(Records)
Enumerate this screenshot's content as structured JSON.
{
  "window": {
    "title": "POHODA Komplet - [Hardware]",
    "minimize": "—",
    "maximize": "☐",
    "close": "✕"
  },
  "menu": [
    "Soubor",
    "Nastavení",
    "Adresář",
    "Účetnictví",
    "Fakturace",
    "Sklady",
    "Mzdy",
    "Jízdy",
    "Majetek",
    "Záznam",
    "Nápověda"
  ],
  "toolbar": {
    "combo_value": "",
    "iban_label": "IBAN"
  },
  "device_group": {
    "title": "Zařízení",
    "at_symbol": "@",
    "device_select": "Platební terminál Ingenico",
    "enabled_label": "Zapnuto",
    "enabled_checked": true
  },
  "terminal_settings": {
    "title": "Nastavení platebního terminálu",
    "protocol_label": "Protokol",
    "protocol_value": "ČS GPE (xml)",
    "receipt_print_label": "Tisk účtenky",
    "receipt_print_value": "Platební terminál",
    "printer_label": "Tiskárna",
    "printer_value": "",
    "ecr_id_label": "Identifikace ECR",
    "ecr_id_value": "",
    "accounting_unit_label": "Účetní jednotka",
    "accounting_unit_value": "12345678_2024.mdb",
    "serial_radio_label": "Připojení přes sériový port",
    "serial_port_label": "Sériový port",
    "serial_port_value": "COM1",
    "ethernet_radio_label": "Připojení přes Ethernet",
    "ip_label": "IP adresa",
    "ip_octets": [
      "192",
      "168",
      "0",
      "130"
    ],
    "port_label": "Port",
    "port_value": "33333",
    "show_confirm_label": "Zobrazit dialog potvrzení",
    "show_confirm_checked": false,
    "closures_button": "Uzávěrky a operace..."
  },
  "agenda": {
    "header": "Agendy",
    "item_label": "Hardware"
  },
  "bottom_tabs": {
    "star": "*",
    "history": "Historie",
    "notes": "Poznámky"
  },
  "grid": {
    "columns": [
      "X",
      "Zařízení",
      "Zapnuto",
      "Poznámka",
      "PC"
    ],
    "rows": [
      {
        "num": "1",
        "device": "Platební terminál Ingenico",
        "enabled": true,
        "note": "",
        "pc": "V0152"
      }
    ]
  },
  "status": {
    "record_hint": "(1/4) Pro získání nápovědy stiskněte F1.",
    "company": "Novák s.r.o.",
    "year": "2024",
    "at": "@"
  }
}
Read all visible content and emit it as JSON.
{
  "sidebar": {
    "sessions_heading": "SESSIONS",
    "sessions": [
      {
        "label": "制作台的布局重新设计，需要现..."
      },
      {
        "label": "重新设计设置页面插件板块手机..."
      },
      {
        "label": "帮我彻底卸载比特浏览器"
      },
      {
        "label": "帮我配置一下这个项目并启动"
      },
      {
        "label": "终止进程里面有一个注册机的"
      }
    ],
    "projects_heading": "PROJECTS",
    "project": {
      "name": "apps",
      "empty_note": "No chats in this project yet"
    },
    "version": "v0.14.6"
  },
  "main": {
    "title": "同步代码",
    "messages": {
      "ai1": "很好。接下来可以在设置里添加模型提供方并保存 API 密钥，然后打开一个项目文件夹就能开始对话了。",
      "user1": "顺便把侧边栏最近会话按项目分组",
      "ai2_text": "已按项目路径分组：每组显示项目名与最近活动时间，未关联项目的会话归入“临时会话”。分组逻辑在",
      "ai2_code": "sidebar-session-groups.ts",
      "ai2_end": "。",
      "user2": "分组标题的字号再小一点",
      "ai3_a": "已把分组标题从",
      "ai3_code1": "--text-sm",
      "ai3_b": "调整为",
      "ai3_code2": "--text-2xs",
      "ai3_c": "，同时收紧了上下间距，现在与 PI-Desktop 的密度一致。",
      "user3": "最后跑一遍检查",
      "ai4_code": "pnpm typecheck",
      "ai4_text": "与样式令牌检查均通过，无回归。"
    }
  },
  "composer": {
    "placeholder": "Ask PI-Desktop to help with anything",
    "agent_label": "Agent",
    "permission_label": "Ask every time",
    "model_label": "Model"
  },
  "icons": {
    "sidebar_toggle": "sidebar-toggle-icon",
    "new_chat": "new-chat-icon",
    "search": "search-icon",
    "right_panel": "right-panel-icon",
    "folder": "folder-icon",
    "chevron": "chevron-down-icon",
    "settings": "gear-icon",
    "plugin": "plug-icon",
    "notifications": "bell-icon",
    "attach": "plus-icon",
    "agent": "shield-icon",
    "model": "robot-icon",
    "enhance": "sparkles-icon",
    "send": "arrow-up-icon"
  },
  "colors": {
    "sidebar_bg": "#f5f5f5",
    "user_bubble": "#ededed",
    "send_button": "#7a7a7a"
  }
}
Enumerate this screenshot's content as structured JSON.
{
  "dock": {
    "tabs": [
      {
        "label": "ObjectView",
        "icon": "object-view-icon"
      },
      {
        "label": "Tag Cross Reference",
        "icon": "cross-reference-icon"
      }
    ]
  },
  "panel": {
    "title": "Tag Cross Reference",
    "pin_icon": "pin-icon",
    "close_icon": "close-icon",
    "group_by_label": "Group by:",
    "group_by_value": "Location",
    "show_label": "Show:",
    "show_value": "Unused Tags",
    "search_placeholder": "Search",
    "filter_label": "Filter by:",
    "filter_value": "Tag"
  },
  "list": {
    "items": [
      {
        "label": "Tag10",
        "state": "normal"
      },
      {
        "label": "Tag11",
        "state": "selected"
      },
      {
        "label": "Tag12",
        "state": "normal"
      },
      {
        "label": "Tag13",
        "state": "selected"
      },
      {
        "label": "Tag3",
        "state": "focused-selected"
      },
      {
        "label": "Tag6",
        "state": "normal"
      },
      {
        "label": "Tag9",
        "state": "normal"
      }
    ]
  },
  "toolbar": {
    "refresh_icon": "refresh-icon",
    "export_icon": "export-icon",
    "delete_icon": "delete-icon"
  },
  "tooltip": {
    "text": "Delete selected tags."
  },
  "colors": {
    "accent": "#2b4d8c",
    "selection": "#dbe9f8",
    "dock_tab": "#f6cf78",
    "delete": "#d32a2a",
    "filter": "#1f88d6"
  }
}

■ **JOB**
Emit the full listing verbatim.

■ **EXERCISE SOLUTION**
Enumerate this screenshot's content as structured JSON.
{
  "window": {
    "title": "POHODA Komplet - [Hardware]",
    "minimize": "—",
    "maximize": "☐",
    "close": "✕"
  },
  "menu": [
    "Soubor",
    "Nastavení",
    "Adresář",
    "Účetnictví",
    "Fakturace",
    "Sklady",
    "Mzdy",
    "Jízdy",
    "Majetek",
    "Záznam",
    "Nápověda"
  ],
  "toolbar": {
    "combo_value": "",
    "iban_label": "IBAN"
  },
  "device_group": {
    "title": "Zařízení",
    "at_symbol": "@",
    "device_select": "Platební terminál Ingenico",
    "enabled_label": "Zapnuto",
    "enabled_checked": true
  },
  "terminal_settings": {
    "title": "Nastavení platebního terminálu",
    "protocol_label": "Protokol",
    "protocol_value": "ČS GPE (xml)",
    "receipt_print_label": "Tisk účtenky",
    "receipt_print_value": "Platební terminál",
    "printer_label": "Tiskárna",
    "printer_value": "",
    "ecr_id_label": "Identifikace ECR",
    "ecr_id_value": "",
    "accounting_unit_label": "Účetní jednotka",
    "accounting_unit_value": "12345678_2024.mdb",
    "serial_radio_label": "Připojení přes sériový port",
    "serial_port_label": "Sériový port",
    "serial_port_value": "COM1",
    "ethernet_radio_label": "Připojení přes Ethernet",
    "ip_label": "IP adresa",
    "ip_octets": [
      "192",
      "168",
      "0",
      "130"
    ],
    "port_label": "Port",
    "port_value": "33333",
    "show_confirm_label": "Zobrazit dialog potvrzení",
    "show_confirm_checked": false,
    "closures_button": "Uzávěrky a operace..."
  },
  "agenda": {
    "header": "Agendy",
    "item_label": "Hardware"
  },
  "bottom_tabs": {
    "star": "*",
    "history": "Historie",
    "notes": "Poznámky"
  },
  "grid": {
    "columns": [
      "X",
      "Zařízení",
      "Zapnuto",
      "Poznámka",
      "PC"
    ],
    "rows": [
      {
        "num": "1",
        "device": "Platební terminál Ingenico",
        "enabled": true,
        "note": "",
        "pc": "V0152"
      }
    ]
  },
  "status": {
    "record_hint": "(1/4) Pro získání nápovědy stiskněte F1.",
    "company": "Novák s.r.o.",
    "year": "2024",
    "at": "@"
  }
}
Read all visible content and emit it as JSON.
{
  "sidebar": {
    "sessions_heading": "SESSIONS",
    "sessions": [
      {
        "label": "制作台的布局重新设计，需要现..."
      },
      {
        "label": "重新设计设置页面插件板块手机..."
      },
      {
        "label": "帮我彻底卸载比特浏览器"
      },
      {
        "label": "帮我配置一下这个项目并启动"
      },
      {
        "label": "终止进程里面有一个注册机的"
      }
    ],
    "projects_heading": "PROJECTS",
    "project": {
      "name": "apps",
      "empty_note": "No chats in this project yet"
    },
    "version": "v0.14.6"
  },
  "main": {
    "title": "同步代码",
    "messages": {
      "ai1": "很好。接下来可以在设置里添加模型提供方并保存 API 密钥，然后打开一个项目文件夹就能开始对话了。",
      "user1": "顺便把侧边栏最近会话按项目分组",
      "ai2_text": "已按项目路径分组：每组显示项目名与最近活动时间，未关联项目的会话归入“临时会话”。分组逻辑在",
      "ai2_code": "sidebar-session-groups.ts",
      "ai2_end": "。",
      "user2": "分组标题的字号再小一点",
      "ai3_a": "已把分组标题从",
      "ai3_code1": "--text-sm",
      "ai3_b": "调整为",
      "ai3_code2": "--text-2xs",
      "ai3_c": "，同时收紧了上下间距，现在与 PI-Desktop 的密度一致。",
      "user3": "最后跑一遍检查",
      "ai4_code": "pnpm typecheck",
      "ai4_text": "与样式令牌检查均通过，无回归。"
    }
  },
  "composer": {
    "placeholder": "Ask PI-Desktop to help with anything",
    "agent_label": "Agent",
    "permission_label": "Ask every time",
    "model_label": "Model"
  },
  "icons": {
    "sidebar_toggle": "sidebar-toggle-icon",
    "new_chat": "new-chat-icon",
    "search": "search-icon",
    "right_panel": "right-panel-icon",
    "folder": "folder-icon",
    "chevron": "chevron-down-icon",
    "settings": "gear-icon",
    "plugin": "plug-icon",
    "notifications": "bell-icon",
    "attach": "plus-icon",
    "agent": "shield-icon",
    "model": "robot-icon",
    "enhance": "sparkles-icon",
    "send": "arrow-up-icon"
  },
  "colors": {
    "sidebar_bg": "#f5f5f5",
    "user_bubble": "#ededed",
    "send_button": "#7a7a7a"
  }
}
Enumerate this screenshot's content as structured JSON.
{
  "dock": {
    "tabs": [
      {
        "label": "ObjectView",
        "icon": "object-view-icon"
      },
      {
        "label": "Tag Cross Reference",
        "icon": "cross-reference-icon"
      }
    ]
  },
  "panel": {
    "title": "Tag Cross Reference",
    "pin_icon": "pin-icon",
    "close_icon": "close-icon",
    "group_by_label": "Group by:",
    "group_by_value": "Location",
    "show_label": "Show:",
    "show_value": "Unused Tags",
    "search_placeholder": "Search",
    "filter_label": "Filter by:",
    "filter_value": "Tag"
  },
  "list": {
    "items": [
      {
        "label": "Tag10",
        "state": "normal"
      },
      {
        "label": "Tag11",
        "state": "selected"
      },
      {
        "label": "Tag12",
        "state": "normal"
      },
      {
        "label": "Tag13",
        "state": "selected"
      },
      {
        "label": "Tag3",
        "state": "focused-selected"
      },
      {
        "label": "Tag6",
        "state": "normal"
      },
      {
        "label": "Tag9",
        "state": "normal"
      }
    ]
  },
  "toolbar": {
    "refresh_icon": "refresh-icon",
    "export_icon": "export-icon",
    "delete_icon": "delete-icon"
  },
  "tooltip": {
    "text": "Delete selected tags."
  },
  "colors": {
    "accent": "#2b4d8c",
    "selection": "#dbe9f8",
    "dock_tab": "#f6cf78",
    "delete": "#d32a2a",
    "filter": "#1f88d6"
  }
}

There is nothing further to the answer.